Verbatim output of all the material below is required.

Data records
** Start **

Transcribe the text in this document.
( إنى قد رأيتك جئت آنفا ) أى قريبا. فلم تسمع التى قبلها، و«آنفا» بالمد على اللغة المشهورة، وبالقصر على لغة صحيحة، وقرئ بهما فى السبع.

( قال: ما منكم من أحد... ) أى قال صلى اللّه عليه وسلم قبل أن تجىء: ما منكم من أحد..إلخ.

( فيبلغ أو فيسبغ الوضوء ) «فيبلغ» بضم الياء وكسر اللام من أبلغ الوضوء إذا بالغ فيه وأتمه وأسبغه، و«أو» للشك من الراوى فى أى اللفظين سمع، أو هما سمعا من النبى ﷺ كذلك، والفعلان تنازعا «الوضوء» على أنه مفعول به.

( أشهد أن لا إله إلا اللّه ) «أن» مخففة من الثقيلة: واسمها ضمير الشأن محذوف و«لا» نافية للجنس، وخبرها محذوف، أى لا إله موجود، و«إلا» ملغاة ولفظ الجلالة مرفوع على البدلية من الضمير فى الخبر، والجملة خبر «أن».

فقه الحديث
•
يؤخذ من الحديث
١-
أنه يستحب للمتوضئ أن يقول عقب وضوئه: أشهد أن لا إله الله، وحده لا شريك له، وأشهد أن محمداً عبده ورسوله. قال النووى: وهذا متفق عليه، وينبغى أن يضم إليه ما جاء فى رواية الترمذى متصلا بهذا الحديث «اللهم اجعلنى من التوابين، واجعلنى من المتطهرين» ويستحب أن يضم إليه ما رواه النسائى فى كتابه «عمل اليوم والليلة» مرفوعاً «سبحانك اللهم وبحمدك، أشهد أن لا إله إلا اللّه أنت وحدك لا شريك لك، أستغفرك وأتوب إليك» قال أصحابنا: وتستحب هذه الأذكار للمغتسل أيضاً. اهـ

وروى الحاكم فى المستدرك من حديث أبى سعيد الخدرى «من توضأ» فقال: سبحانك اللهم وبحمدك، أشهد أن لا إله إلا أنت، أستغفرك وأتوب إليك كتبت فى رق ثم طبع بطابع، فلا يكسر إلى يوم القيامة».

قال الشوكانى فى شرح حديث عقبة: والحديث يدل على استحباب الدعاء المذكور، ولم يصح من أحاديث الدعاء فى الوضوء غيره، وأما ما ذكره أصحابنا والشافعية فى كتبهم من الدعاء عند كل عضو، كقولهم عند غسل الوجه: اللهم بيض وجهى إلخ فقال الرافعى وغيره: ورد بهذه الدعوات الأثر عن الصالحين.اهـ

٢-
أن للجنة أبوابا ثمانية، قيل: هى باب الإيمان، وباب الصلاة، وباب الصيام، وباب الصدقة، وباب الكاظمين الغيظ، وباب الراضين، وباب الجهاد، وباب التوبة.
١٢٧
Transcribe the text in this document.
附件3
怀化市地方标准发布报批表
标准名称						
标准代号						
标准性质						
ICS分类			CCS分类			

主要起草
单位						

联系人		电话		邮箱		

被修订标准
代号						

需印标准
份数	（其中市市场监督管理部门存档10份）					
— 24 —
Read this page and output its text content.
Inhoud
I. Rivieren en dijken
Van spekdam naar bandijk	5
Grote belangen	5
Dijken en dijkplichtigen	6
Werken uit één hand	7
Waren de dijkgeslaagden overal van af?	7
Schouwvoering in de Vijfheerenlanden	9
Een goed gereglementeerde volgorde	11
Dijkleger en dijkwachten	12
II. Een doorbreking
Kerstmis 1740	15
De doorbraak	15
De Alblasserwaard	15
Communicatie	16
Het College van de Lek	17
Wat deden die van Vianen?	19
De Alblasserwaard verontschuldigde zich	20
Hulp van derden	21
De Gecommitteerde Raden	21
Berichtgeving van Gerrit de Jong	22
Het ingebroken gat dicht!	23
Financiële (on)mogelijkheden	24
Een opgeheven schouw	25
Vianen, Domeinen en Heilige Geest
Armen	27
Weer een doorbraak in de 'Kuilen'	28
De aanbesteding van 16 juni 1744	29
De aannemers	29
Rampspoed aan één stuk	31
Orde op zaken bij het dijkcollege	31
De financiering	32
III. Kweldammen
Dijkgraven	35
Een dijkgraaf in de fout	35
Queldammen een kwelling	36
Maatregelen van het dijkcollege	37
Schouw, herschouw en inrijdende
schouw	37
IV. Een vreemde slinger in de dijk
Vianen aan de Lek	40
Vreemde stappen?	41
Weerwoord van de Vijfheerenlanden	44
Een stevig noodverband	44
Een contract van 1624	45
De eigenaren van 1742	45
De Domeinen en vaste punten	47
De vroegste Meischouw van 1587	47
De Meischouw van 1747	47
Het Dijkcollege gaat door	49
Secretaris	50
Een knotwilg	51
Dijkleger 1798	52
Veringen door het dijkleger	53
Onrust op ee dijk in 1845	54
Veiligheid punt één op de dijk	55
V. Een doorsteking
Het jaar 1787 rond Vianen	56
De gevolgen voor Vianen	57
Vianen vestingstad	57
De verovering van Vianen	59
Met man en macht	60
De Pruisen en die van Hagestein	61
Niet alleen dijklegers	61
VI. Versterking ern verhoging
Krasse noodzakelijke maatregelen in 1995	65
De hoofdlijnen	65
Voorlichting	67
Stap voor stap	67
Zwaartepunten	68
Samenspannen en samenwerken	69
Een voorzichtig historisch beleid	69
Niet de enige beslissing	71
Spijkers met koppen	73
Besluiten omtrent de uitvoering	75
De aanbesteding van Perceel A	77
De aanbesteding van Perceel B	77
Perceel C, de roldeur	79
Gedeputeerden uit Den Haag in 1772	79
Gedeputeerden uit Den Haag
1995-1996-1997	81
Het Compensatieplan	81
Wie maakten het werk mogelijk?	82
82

** End **

• **Correct answer**
Transcribe the text in this document.
( إنى قد رأيتك جئت آنفا ) أى قريبا. فلم تسمع التى قبلها، و«آنفا» بالمد على اللغة المشهورة، وبالقصر على لغة صحيحة، وقرئ بهما فى السبع.

( قال: ما منكم من أحد... ) أى قال صلى اللّه عليه وسلم قبل أن تجىء: ما منكم من أحد..إلخ.

( فيبلغ أو فيسبغ الوضوء ) «فيبلغ» بضم الياء وكسر اللام من أبلغ الوضوء إذا بالغ فيه وأتمه وأسبغه، و«أو» للشك من الراوى فى أى اللفظين سمع، أو هما سمعا من النبى ﷺ كذلك، والفعلان تنازعا «الوضوء» على أنه مفعول به.

( أشهد أن لا إله إلا اللّه ) «أن» مخففة من الثقيلة: واسمها ضمير الشأن محذوف و«لا» نافية للجنس، وخبرها محذوف، أى لا إله موجود، و«إلا» ملغاة ولفظ الجلالة مرفوع على البدلية من الضمير فى الخبر، والجملة خبر «أن».

فقه الحديث
•
يؤخذ من الحديث
١-
أنه يستحب للمتوضئ أن يقول عقب وضوئه: أشهد أن لا إله الله، وحده لا شريك له، وأشهد أن محمداً عبده ورسوله. قال النووى: وهذا متفق عليه، وينبغى أن يضم إليه ما جاء فى رواية الترمذى متصلا بهذا الحديث «اللهم اجعلنى من التوابين، واجعلنى من المتطهرين» ويستحب أن يضم إليه ما رواه النسائى فى كتابه «عمل اليوم والليلة» مرفوعاً «سبحانك اللهم وبحمدك، أشهد أن لا إله إلا اللّه أنت وحدك لا شريك لك، أستغفرك وأتوب إليك» قال أصحابنا: وتستحب هذه الأذكار للمغتسل أيضاً. اهـ

وروى الحاكم فى المستدرك من حديث أبى سعيد الخدرى «من توضأ» فقال: سبحانك اللهم وبحمدك، أشهد أن لا إله إلا أنت، أستغفرك وأتوب إليك كتبت فى رق ثم طبع بطابع، فلا يكسر إلى يوم القيامة».

قال الشوكانى فى شرح حديث عقبة: والحديث يدل على استحباب الدعاء المذكور، ولم يصح من أحاديث الدعاء فى الوضوء غيره، وأما ما ذكره أصحابنا والشافعية فى كتبهم من الدعاء عند كل عضو، كقولهم عند غسل الوجه: اللهم بيض وجهى إلخ فقال الرافعى وغيره: ورد بهذه الدعوات الأثر عن الصالحين.اهـ

٢-
أن للجنة أبوابا ثمانية، قيل: هى باب الإيمان، وباب الصلاة، وباب الصيام، وباب الصدقة، وباب الكاظمين الغيظ، وباب الراضين، وباب الجهاد، وباب التوبة.
١٢٧
Transcribe the text in this document.
附件3
怀化市地方标准发布报批表
标准名称						
标准代号						
标准性质						
ICS分类			CCS分类			

主要起草
单位						

联系人		电话		邮箱		

被修订标准
代号						

需印标准
份数	（其中市市场监督管理部门存档10份）					
— 24 —
Read this page and output its text content.
Inhoud
I. Rivieren en dijken
Van spekdam naar bandijk	5
Grote belangen	5
Dijken en dijkplichtigen	6
Werken uit één hand	7
Waren de dijkgeslaagden overal van af?	7
Schouwvoering in de Vijfheerenlanden	9
Een goed gereglementeerde volgorde	11
Dijkleger en dijkwachten	12
II. Een doorbreking
Kerstmis 1740	15
De doorbraak	15
De Alblasserwaard	15
Communicatie	16
Het College van de Lek	17
Wat deden die van Vianen?	19
De Alblasserwaard verontschuldigde zich	20
Hulp van derden	21
De Gecommitteerde Raden	21
Berichtgeving van Gerrit de Jong	22
Het ingebroken gat dicht!	23
Financiële (on)mogelijkheden	24
Een opgeheven schouw	25
Vianen, Domeinen en Heilige Geest
Armen	27
Weer een doorbraak in de 'Kuilen'	28
De aanbesteding van 16 juni 1744	29
De aannemers	29
Rampspoed aan één stuk	31
Orde op zaken bij het dijkcollege	31
De financiering	32
III. Kweldammen
Dijkgraven	35
Een dijkgraaf in de fout	35
Queldammen een kwelling	36
Maatregelen van het dijkcollege	37
Schouw, herschouw en inrijdende
schouw	37
IV. Een vreemde slinger in de dijk
Vianen aan de Lek	40
Vreemde stappen?	41
Weerwoord van de Vijfheerenlanden	44
Een stevig noodverband	44
Een contract van 1624	45
De eigenaren van 1742	45
De Domeinen en vaste punten	47
De vroegste Meischouw van 1587	47
De Meischouw van 1747	47
Het Dijkcollege gaat door	49
Secretaris	50
Een knotwilg	51
Dijkleger 1798	52
Veringen door het dijkleger	53
Onrust op ee dijk in 1845	54
Veiligheid punt één op de dijk	55
V. Een doorsteking
Het jaar 1787 rond Vianen	56
De gevolgen voor Vianen	57
Vianen vestingstad	57
De verovering van Vianen	59
Met man en macht	60
De Pruisen en die van Hagestein	61
Niet alleen dijklegers	61
VI. Versterking ern verhoging
Krasse noodzakelijke maatregelen in 1995	65
De hoofdlijnen	65
Voorlichting	67
Stap voor stap	67
Zwaartepunten	68
Samenspannen en samenwerken	69
Een voorzichtig historisch beleid	69
Niet de enige beslissing	71
Spijkers met koppen	73
Besluiten omtrent de uitvoering	75
De aanbesteding van Perceel A	77
De aanbesteding van Perceel B	77
Perceel C, de roldeur	79
Gedeputeerden uit Den Haag in 1772	79
Gedeputeerden uit Den Haag
1995-1996-1997	81
Het Compensatieplan	81
Wie maakten het werk mogelijk?	82
82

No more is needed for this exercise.